> DIRECTIONS
Write out the records again, exactly, leaving none out.

------------------------------------

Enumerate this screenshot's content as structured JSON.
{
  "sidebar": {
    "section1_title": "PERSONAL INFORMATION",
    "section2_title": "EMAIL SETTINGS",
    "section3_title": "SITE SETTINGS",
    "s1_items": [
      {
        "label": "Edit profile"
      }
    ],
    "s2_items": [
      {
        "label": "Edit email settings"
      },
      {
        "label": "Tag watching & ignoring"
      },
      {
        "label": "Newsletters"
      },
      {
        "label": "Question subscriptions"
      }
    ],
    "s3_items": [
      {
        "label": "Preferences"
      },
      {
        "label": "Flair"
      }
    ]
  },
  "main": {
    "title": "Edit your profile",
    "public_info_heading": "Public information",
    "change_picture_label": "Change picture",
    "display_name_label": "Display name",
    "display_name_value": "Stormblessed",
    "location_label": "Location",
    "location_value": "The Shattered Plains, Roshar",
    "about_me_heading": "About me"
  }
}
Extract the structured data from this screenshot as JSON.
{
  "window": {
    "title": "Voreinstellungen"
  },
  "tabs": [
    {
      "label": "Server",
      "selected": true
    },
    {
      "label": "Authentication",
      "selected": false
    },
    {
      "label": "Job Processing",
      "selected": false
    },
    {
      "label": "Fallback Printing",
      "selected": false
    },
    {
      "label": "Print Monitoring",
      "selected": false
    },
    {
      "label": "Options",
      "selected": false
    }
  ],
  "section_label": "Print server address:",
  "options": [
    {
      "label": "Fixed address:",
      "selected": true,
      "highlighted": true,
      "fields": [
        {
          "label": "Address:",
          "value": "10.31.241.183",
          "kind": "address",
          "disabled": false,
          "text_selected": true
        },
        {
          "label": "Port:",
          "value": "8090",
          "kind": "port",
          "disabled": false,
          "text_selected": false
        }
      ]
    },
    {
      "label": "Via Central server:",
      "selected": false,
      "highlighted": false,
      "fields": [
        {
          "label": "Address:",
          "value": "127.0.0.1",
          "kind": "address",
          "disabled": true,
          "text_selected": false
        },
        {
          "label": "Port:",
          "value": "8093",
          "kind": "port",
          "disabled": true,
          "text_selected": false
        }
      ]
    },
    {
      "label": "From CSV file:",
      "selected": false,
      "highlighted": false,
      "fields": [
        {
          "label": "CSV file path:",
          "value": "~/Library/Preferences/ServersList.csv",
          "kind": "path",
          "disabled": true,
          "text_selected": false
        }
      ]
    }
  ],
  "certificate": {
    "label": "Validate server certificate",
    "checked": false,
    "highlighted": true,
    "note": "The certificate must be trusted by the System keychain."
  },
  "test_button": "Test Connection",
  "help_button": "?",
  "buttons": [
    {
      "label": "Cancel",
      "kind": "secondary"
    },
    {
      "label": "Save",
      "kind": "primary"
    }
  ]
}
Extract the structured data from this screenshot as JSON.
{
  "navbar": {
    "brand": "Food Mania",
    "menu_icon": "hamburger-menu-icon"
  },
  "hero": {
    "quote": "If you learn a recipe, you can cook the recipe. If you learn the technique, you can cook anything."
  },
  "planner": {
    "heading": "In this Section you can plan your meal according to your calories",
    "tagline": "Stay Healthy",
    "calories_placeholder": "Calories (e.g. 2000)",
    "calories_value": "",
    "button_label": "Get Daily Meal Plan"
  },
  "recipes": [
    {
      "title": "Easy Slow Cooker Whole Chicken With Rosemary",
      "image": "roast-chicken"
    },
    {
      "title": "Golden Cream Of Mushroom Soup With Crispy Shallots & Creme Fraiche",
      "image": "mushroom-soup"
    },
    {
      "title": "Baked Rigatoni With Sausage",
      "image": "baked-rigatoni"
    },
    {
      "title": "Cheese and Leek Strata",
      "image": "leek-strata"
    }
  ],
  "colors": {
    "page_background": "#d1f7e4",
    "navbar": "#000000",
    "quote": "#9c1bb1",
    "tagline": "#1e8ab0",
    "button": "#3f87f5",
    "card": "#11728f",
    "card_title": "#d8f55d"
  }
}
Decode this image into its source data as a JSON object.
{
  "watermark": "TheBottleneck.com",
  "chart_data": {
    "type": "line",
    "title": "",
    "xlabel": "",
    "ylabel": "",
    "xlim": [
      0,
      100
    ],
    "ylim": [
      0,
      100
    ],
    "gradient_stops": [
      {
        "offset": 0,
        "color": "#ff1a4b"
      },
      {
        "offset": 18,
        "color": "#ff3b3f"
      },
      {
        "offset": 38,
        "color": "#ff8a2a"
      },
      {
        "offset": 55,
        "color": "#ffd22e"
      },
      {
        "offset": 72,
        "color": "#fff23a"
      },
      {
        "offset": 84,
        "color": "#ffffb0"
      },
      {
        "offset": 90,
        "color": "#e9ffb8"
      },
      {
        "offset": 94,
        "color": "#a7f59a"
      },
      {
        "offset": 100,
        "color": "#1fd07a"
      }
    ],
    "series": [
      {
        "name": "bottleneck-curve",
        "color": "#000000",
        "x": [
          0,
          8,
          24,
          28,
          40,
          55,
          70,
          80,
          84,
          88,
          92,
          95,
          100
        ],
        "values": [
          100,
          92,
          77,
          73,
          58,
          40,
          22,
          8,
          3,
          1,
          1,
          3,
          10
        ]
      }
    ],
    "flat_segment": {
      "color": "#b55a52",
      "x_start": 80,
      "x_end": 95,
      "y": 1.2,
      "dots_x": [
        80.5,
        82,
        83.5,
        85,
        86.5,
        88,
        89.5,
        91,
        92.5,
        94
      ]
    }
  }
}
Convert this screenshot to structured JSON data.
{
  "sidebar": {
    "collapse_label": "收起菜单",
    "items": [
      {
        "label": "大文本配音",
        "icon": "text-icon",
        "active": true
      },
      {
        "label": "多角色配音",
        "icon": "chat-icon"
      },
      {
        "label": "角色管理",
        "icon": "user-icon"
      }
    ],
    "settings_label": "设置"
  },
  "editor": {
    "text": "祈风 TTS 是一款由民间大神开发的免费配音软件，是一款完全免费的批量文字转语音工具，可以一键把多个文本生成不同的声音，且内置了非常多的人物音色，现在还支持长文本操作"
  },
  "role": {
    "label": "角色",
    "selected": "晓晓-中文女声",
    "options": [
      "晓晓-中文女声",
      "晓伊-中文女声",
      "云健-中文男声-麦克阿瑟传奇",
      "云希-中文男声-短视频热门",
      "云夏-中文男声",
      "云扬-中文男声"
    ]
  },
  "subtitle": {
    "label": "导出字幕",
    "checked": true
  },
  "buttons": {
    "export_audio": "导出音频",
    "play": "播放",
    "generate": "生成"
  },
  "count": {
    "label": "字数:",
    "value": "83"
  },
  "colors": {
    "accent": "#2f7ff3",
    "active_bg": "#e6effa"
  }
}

------------------------------------

> WRITTEN ANSWER
Enumerate this screenshot's content as structured JSON.
{
  "sidebar": {
    "section1_title": "PERSONAL INFORMATION",
    "section2_title": "EMAIL SETTINGS",
    "section3_title": "SITE SETTINGS",
    "s1_items": [
      {
        "label": "Edit profile"
      }
    ],
    "s2_items": [
      {
        "label": "Edit email settings"
      },
      {
        "label": "Tag watching & ignoring"
      },
      {
        "label": "Newsletters"
      },
      {
        "label": "Question subscriptions"
      }
    ],
    "s3_items": [
      {
        "label": "Preferences"
      },
      {
        "label": "Flair"
      }
    ]
  },
  "main": {
    "title": "Edit your profile",
    "public_info_heading": "Public information",
    "change_picture_label": "Change picture",
    "display_name_label": "Display name",
    "display_name_value": "Stormblessed",
    "location_label": "Location",
    "location_value": "The Shattered Plains, Roshar",
    "about_me_heading": "About me"
  }
}
Extract the structured data from this screenshot as JSON.
{
  "window": {
    "title": "Voreinstellungen"
  },
  "tabs": [
    {
      "label": "Server",
      "selected": true
    },
    {
      "label": "Authentication",
      "selected": false
    },
    {
      "label": "Job Processing",
      "selected": false
    },
    {
      "label": "Fallback Printing",
      "selected": false
    },
    {
      "label": "Print Monitoring",
      "selected": false
    },
    {
      "label": "Options",
      "selected": false
    }
  ],
  "section_label": "Print server address:",
  "options": [
    {
      "label": "Fixed address:",
      "selected": true,
      "highlighted": true,
      "fields": [
        {
          "label": "Address:",
          "value": "10.31.241.183",
          "kind": "address",
          "disabled": false,
          "text_selected": true
        },
        {
          "label": "Port:",
          "value": "8090",
          "kind": "port",
          "disabled": false,
          "text_selected": false
        }
      ]
    },
    {
      "label": "Via Central server:",
      "selected": false,
      "highlighted": false,
      "fields": [
        {
          "label": "Address:",
          "value": "127.0.0.1",
          "kind": "address",
          "disabled": true,
          "text_selected": false
        },
        {
          "label": "Port:",
          "value": "8093",
          "kind": "port",
          "disabled": true,
          "text_selected": false
        }
      ]
    },
    {
      "label": "From CSV file:",
      "selected": false,
      "highlighted": false,
      "fields": [
        {
          "label": "CSV file path:",
          "value": "~/Library/Preferences/ServersList.csv",
          "kind": "path",
          "disabled": true,
          "text_selected": false
        }
      ]
    }
  ],
  "certificate": {
    "label": "Validate server certificate",
    "checked": false,
    "highlighted": true,
    "note": "The certificate must be trusted by the System keychain."
  },
  "test_button": "Test Connection",
  "help_button": "?",
  "buttons": [
    {
      "label": "Cancel",
      "kind": "secondary"
    },
    {
      "label": "Save",
      "kind": "primary"
    }
  ]
}
Extract the structured data from this screenshot as JSON.
{
  "navbar": {
    "brand": "Food Mania",
    "menu_icon": "hamburger-menu-icon"
  },
  "hero": {
    "quote": "If you learn a recipe, you can cook the recipe. If you learn the technique, you can cook anything."
  },
  "planner": {
    "heading": "In this Section you can plan your meal according to your calories",
    "tagline": "Stay Healthy",
    "calories_placeholder": "Calories (e.g. 2000)",
    "calories_value": "",
    "button_label": "Get Daily Meal Plan"
  },
  "recipes": [
    {
      "title": "Easy Slow Cooker Whole Chicken With Rosemary",
      "image": "roast-chicken"
    },
    {
      "title": "Golden Cream Of Mushroom Soup With Crispy Shallots & Creme Fraiche",
      "image": "mushroom-soup"
    },
    {
      "title": "Baked Rigatoni With Sausage",
      "image": "baked-rigatoni"
    },
    {
      "title": "Cheese and Leek Strata",
      "image": "leek-strata"
    }
  ],
  "colors": {
    "page_background": "#d1f7e4",
    "navbar": "#000000",
    "quote": "#9c1bb1",
    "tagline": "#1e8ab0",
    "button": "#3f87f5",
    "card": "#11728f",
    "card_title": "#d8f55d"
  }
}
Decode this image into its source data as a JSON object.
{
  "watermark": "TheBottleneck.com",
  "chart_data": {
    "type": "line",
    "title": "",
    "xlabel": "",
    "ylabel": "",
    "xlim": [
      0,
      100
    ],
    "ylim": [
      0,
      100
    ],
    "gradient_stops": [
      {
        "offset": 0,
        "color": "#ff1a4b"
      },
      {
        "offset": 18,
        "color": "#ff3b3f"
      },
      {
        "offset": 38,
        "color": "#ff8a2a"
      },
      {
        "offset": 55,
        "color": "#ffd22e"
      },
      {
        "offset": 72,
        "color": "#fff23a"
      },
      {
        "offset": 84,
        "color": "#ffffb0"
      },
      {
        "offset": 90,
        "color": "#e9ffb8"
      },
      {
        "offset": 94,
        "color": "#a7f59a"
      },
      {
        "offset": 100,
        "color": "#1fd07a"
      }
    ],
    "series": [
      {
        "name": "bottleneck-curve",
        "color": "#000000",
        "x": [
          0,
          8,
          24,
          28,
          40,
          55,
          70,
          80,
          84,
          88,
          92,
          95,
          100
        ],
        "values": [
          100,
          92,
          77,
          73,
          58,
          40,
          22,
          8,
          3,
          1,
          1,
          3,
          10
        ]
      }
    ],
    "flat_segment": {
      "color": "#b55a52",
      "x_start": 80,
      "x_end": 95,
      "y": 1.2,
      "dots_x": [
        80.5,
        82,
        83.5,
        85,
        86.5,
        88,
        89.5,
        91,
        92.5,
        94
      ]
    }
  }
}
Convert this screenshot to structured JSON data.
{
  "sidebar": {
    "collapse_label": "收起菜单",
    "items": [
      {
        "label": "大文本配音",
        "icon": "text-icon",
        "active": true
      },
      {
        "label": "多角色配音",
        "icon": "chat-icon"
      },
      {
        "label": "角色管理",
        "icon": "user-icon"
      }
    ],
    "settings_label": "设置"
  },
  "editor": {
    "text": "祈风 TTS 是一款由民间大神开发的免费配音软件，是一款完全免费的批量文字转语音工具，可以一键把多个文本生成不同的声音，且内置了非常多的人物音色，现在还支持长文本操作"
  },
  "role": {
    "label": "角色",
    "selected": "晓晓-中文女声",
    "options": [
      "晓晓-中文女声",
      "晓伊-中文女声",
      "云健-中文男声-麦克阿瑟传奇",
      "云希-中文男声-短视频热门",
      "云夏-中文男声",
      "云扬-中文男声"
    ]
  },
  "subtitle": {
    "label": "导出字幕",
    "checked": true
  },
  "buttons": {
    "export_audio": "导出音频",
    "play": "播放",
    "generate": "生成"
  },
  "count": {
    "label": "字数:",
    "value": "83"
  },
  "colors": {
    "accent": "#2f7ff3",
    "active_bg": "#e6effa"
  }
}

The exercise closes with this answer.